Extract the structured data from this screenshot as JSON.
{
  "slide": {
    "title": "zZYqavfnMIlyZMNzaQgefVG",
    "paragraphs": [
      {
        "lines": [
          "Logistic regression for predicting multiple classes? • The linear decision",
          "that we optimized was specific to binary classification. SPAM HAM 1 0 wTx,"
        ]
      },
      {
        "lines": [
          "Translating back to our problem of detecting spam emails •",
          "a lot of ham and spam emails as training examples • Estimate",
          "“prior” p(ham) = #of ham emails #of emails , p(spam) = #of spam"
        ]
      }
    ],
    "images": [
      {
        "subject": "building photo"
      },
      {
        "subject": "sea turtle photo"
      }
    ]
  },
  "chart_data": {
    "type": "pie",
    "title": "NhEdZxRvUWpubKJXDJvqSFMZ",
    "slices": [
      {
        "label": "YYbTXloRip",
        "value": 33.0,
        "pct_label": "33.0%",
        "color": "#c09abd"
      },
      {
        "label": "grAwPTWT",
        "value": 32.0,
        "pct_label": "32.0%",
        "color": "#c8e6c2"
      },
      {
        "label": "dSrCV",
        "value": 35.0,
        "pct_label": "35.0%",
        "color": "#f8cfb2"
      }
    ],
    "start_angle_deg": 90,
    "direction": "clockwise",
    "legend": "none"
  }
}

*The task:* What do the records say? Quote them all exactly.

*Answer to this exercise:*
Extract the structured data from this screenshot as JSON.
{
  "slide": {
    "title": "zZYqavfnMIlyZMNzaQgefVG",
    "paragraphs": [
      {
        "lines": [
          "Logistic regression for predicting multiple classes? • The linear decision",
          "that we optimized was specific to binary classification. SPAM HAM 1 0 wTx,"
        ]
      },
      {
        "lines": [
          "Translating back to our problem of detecting spam emails •",
          "a lot of ham and spam emails as training examples • Estimate",
          "“prior” p(ham) = #of ham emails #of emails , p(spam) = #of spam"
        ]
      }
    ],
    "images": [
      {
        "subject": "building photo"
      },
      {
        "subject": "sea turtle photo"
      }
    ]
  },
  "chart_data": {
    "type": "pie",
    "title": "NhEdZxRvUWpubKJXDJvqSFMZ",
    "slices": [
      {
        "label": "YYbTXloRip",
        "value": 33.0,
        "pct_label": "33.0%",
        "color": "#c09abd"
      },
      {
        "label": "grAwPTWT",
        "value": 32.0,
        "pct_label": "32.0%",
        "color": "#c8e6c2"
      },
      {
        "label": "dSrCV",
        "value": 35.0,
        "pct_label": "35.0%",
        "color": "#f8cfb2"
      }
    ],
    "start_angle_deg": 90,
    "direction": "clockwise",
    "legend": "none"
  }
}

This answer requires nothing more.